Copy each line below exactly and leave the pictures out.

** Begin **

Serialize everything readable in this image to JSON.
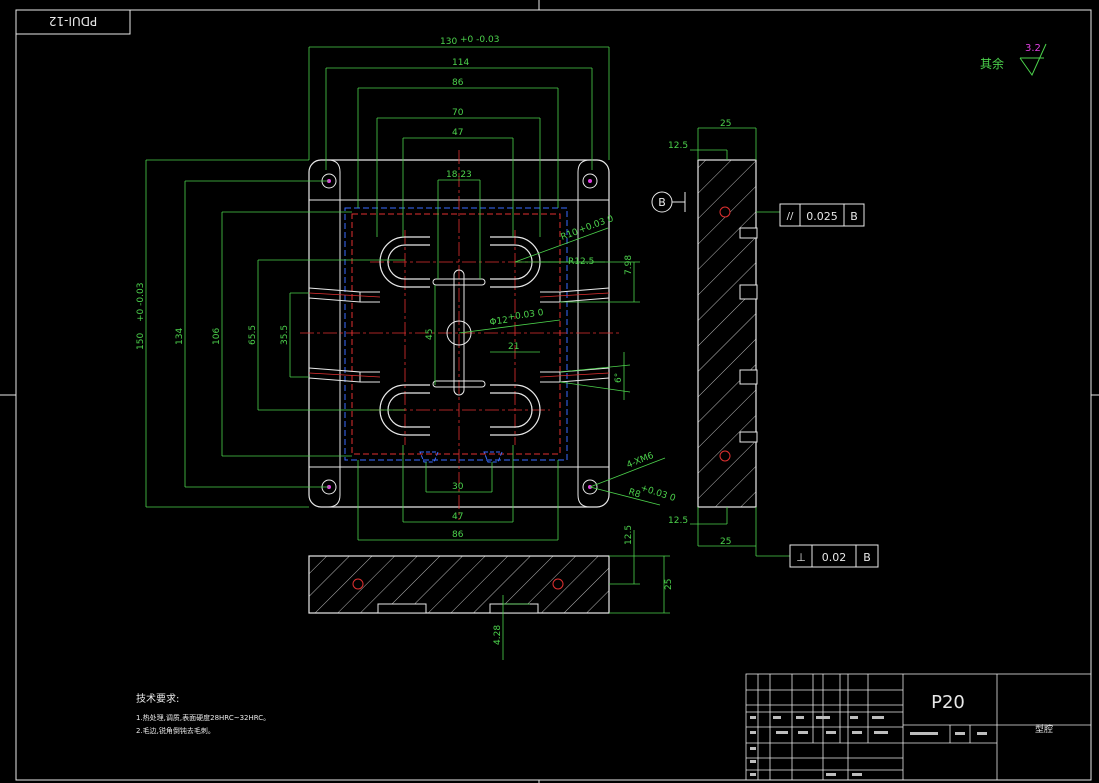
{
  "drawing": {
    "id_stamp": "PDUI-12",
    "roughness": {
      "label": "其余",
      "value": "3.2"
    },
    "title_block": {
      "part_no": "P20",
      "name": "型腔"
    },
    "notes": {
      "title": "技术要求:",
      "items": [
        "1.热处理,调质,表面硬度28HRC~32HRC。",
        "2.毛边,锐角倒钝去毛刺。"
      ]
    },
    "datum": "B",
    "tolerance_frames": [
      {
        "symbol": "//",
        "value": "0.025",
        "datum": "B"
      },
      {
        "symbol": "⊥",
        "value": "0.02",
        "datum": "B"
      }
    ],
    "dimensions": {
      "top_overall": "130",
      "top_overall_tol": "+0 -0.03",
      "w114": "114",
      "w86_top": "86",
      "w70": "70",
      "w47_top": "47",
      "w18": "18.23",
      "left_overall": "150",
      "left_overall_tol": "+0 -0.03",
      "h134": "134",
      "h106": "106",
      "h65": "65.5",
      "h35": "35.5",
      "h45": "45",
      "r10": "R10",
      "r10_tol": "+0.03 0",
      "r12": "R12.5",
      "d12": "Φ12",
      "d12_tol": "+0.03 0",
      "v798": "7.98",
      "w21": "21",
      "ang6": "6°",
      "m6": "4-XM6",
      "r8": "R8",
      "r8_tol": "+0.03 0",
      "w30": "30",
      "w47_bot": "47",
      "w86_bot": "86",
      "side_25_top": "25",
      "side_125_top": "12.5",
      "side_125_bot": "12.5",
      "side_25_bot": "25",
      "front_125": "12.5",
      "front_25": "25",
      "front_428": "4.28"
    }
  }
}
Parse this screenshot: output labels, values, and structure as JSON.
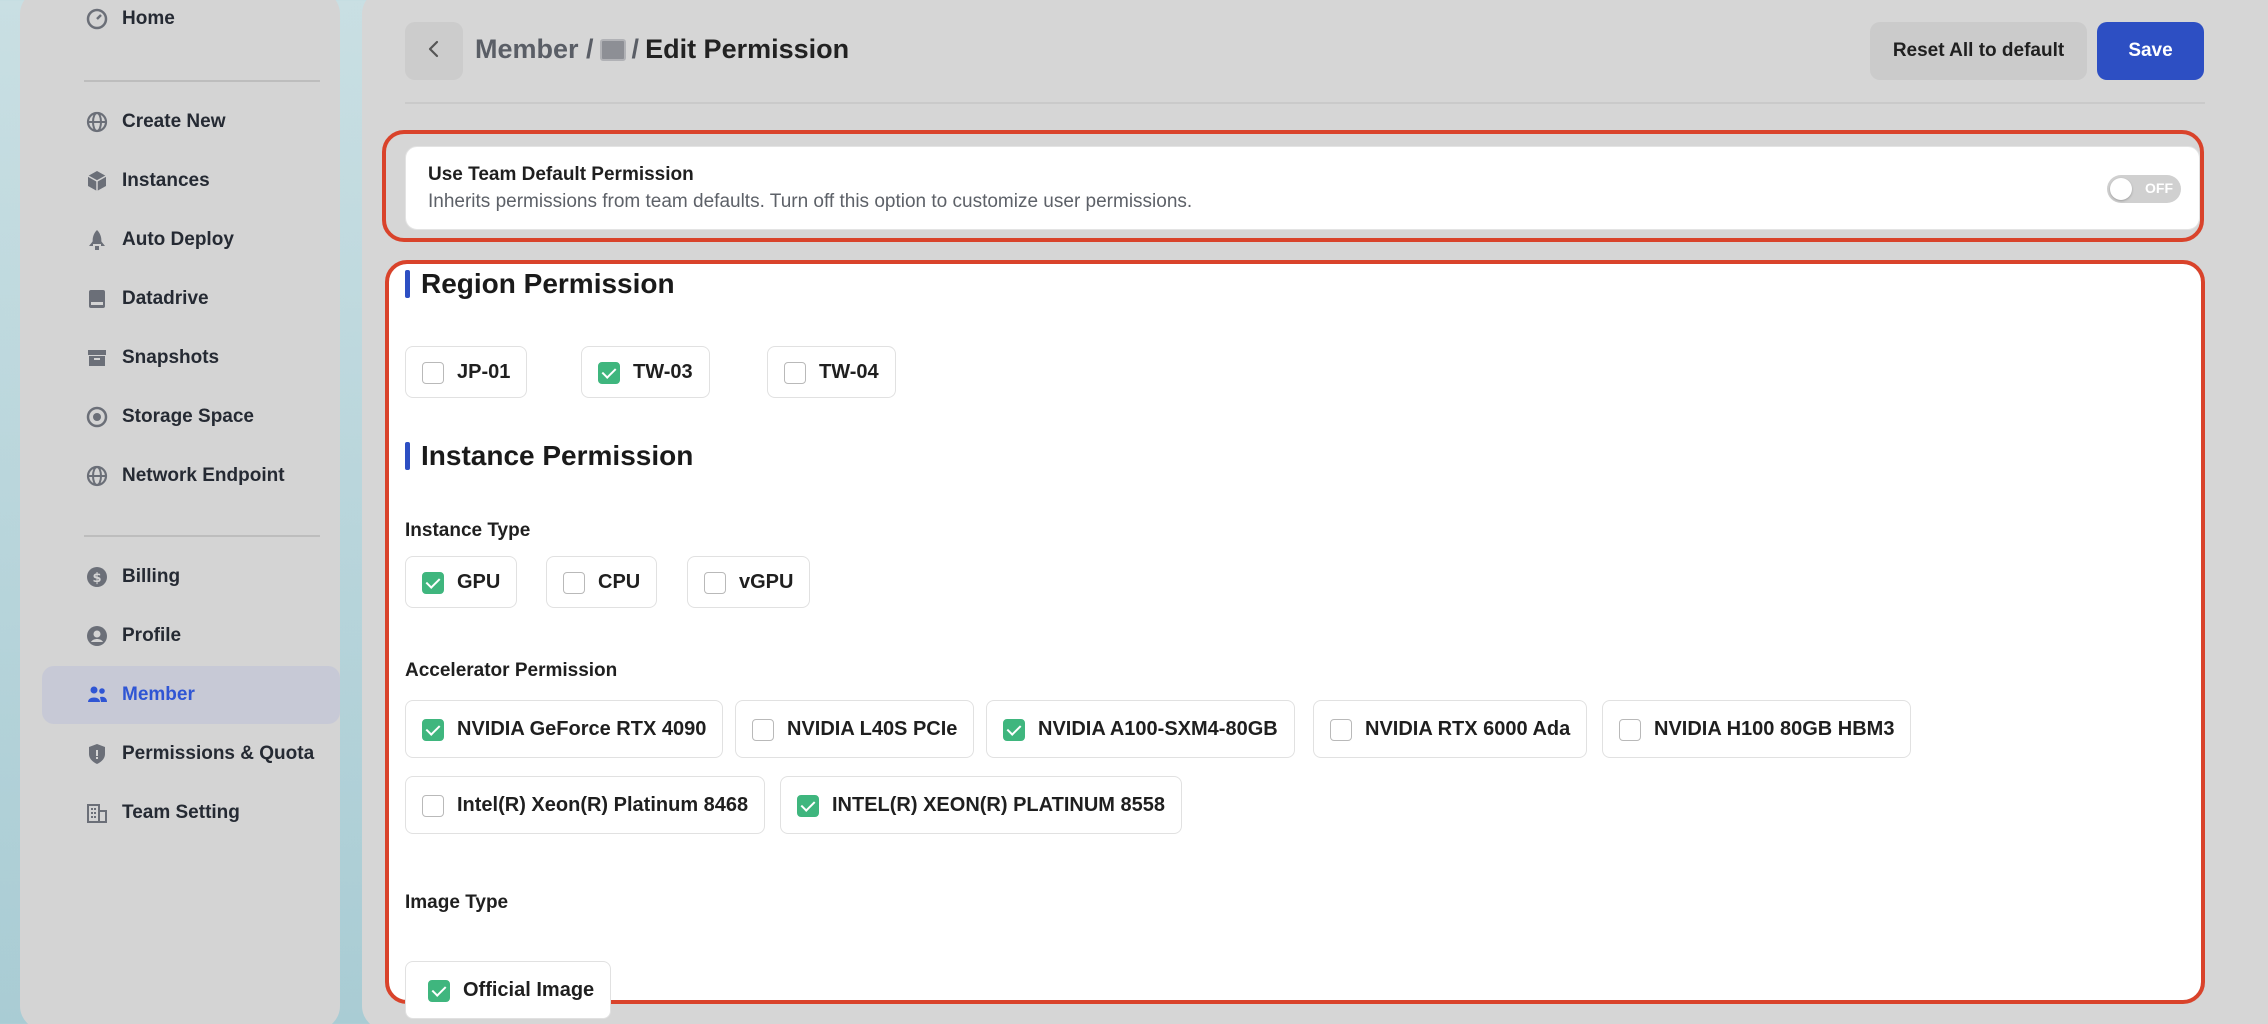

** End **

The reply:
Serialize everything readable in this image to JSON.
{
  "drawing": {
    "id_stamp": "PDUI-12",
    "roughness": {
      "label": "其余",
      "value": "3.2"
    },
    "title_block": {
      "part_no": "P20",
      "name": "型腔"
    },
    "notes": {
      "title": "技术要求:",
      "items": [
        "1.热处理,调质,表面硬度28HRC~32HRC。",
        "2.毛边,锐角倒钝去毛刺。"
      ]
    },
    "datum": "B",
    "tolerance_frames": [
      {
        "symbol": "//",
        "value": "0.025",
        "datum": "B"
      },
      {
        "symbol": "⊥",
        "value": "0.02",
        "datum": "B"
      }
    ],
    "dimensions": {
      "top_overall": "130",
      "top_overall_tol": "+0 -0.03",
      "w114": "114",
      "w86_top": "86",
      "w70": "70",
      "w47_top": "47",
      "w18": "18.23",
      "left_overall": "150",
      "left_overall_tol": "+0 -0.03",
      "h134": "134",
      "h106": "106",
      "h65": "65.5",
      "h35": "35.5",
      "h45": "45",
      "r10": "R10",
      "r10_tol": "+0.03 0",
      "r12": "R12.5",
      "d12": "Φ12",
      "d12_tol": "+0.03 0",
      "v798": "7.98",
      "w21": "21",
      "ang6": "6°",
      "m6": "4-XM6",
      "r8": "R8",
      "r8_tol": "+0.03 0",
      "w30": "30",
      "w47_bot": "47",
      "w86_bot": "86",
      "side_25_top": "25",
      "side_125_top": "12.5",
      "side_125_bot": "12.5",
      "side_25_bot": "25",
      "front_125": "12.5",
      "front_25": "25",
      "front_428": "4.28"
    }
  }
}
Parse this screenshot: output labels, values, and structure as JSON.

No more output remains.